**Written request**
Show every line below that contains the string "spirals", treating uppercase and lowercase as different.

[Rows from a dataset]
* start *

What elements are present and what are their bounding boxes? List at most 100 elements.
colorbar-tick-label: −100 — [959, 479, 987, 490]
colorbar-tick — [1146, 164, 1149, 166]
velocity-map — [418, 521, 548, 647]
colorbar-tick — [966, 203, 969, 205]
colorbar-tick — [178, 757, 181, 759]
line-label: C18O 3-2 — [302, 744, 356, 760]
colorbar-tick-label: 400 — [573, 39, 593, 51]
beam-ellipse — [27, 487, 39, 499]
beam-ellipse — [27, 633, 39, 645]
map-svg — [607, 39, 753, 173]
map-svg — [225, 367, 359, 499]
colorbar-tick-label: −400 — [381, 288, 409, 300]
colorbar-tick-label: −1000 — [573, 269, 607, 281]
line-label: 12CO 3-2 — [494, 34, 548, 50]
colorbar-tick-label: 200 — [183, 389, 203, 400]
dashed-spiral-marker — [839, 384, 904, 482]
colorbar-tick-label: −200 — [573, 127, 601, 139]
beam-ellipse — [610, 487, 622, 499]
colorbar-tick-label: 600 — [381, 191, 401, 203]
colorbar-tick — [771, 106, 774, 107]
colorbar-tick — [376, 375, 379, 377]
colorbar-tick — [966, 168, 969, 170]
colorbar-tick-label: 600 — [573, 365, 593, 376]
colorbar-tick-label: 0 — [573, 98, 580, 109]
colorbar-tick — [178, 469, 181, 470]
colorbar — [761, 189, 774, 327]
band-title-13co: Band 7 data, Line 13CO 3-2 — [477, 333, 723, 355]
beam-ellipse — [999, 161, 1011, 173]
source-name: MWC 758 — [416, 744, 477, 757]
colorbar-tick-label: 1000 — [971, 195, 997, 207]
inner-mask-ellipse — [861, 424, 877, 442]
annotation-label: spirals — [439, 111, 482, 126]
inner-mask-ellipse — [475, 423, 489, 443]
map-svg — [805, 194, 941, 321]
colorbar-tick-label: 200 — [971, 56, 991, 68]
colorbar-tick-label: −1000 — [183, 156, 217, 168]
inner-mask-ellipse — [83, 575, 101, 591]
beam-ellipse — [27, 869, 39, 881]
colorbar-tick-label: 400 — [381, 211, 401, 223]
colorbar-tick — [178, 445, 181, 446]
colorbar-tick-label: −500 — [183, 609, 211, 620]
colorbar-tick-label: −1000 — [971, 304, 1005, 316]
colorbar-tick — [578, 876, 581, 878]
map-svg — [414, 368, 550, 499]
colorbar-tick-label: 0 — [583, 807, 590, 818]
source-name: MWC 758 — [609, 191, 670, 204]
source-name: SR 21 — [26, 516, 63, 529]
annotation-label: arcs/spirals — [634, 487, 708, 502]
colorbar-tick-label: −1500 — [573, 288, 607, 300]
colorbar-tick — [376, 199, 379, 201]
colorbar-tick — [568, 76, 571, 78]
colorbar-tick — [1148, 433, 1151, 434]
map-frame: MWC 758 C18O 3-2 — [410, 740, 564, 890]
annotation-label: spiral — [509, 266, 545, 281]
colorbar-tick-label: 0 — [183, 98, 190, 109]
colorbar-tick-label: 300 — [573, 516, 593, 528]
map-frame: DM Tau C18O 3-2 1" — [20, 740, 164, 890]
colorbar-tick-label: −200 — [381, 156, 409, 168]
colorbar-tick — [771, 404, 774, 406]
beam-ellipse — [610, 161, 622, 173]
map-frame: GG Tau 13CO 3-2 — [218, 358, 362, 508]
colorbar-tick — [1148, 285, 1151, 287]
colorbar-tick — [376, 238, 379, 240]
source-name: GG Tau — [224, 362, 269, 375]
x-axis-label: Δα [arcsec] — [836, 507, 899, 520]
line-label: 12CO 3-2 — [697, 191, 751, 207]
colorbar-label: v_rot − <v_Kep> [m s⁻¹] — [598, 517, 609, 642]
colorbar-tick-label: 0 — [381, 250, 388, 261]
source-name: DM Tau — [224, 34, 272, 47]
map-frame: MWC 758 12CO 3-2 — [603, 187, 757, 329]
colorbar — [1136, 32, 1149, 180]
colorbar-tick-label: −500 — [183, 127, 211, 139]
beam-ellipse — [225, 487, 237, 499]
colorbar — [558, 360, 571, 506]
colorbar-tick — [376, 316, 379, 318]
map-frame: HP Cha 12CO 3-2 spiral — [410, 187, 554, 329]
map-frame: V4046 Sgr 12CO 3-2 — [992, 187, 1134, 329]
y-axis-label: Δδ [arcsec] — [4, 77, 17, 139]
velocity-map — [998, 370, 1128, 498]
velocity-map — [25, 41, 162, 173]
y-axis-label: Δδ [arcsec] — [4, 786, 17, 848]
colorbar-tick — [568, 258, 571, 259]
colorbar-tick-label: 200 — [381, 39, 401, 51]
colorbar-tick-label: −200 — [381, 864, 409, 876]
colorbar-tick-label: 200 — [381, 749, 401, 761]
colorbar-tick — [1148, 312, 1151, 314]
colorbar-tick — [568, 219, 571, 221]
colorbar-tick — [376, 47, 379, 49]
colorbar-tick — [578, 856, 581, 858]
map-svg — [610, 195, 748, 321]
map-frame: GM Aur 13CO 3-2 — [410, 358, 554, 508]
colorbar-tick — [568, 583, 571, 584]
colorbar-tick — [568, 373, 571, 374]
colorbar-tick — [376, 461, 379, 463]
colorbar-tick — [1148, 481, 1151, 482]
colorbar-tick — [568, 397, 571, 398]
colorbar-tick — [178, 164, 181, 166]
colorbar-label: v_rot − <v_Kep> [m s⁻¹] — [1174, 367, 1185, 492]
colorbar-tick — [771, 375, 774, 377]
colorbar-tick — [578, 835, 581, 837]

* end *

**Reply to the exercise**
annotation-label: spirals — [439, 111, 482, 126]
annotation-label: arcs/spirals — [634, 487, 708, 502]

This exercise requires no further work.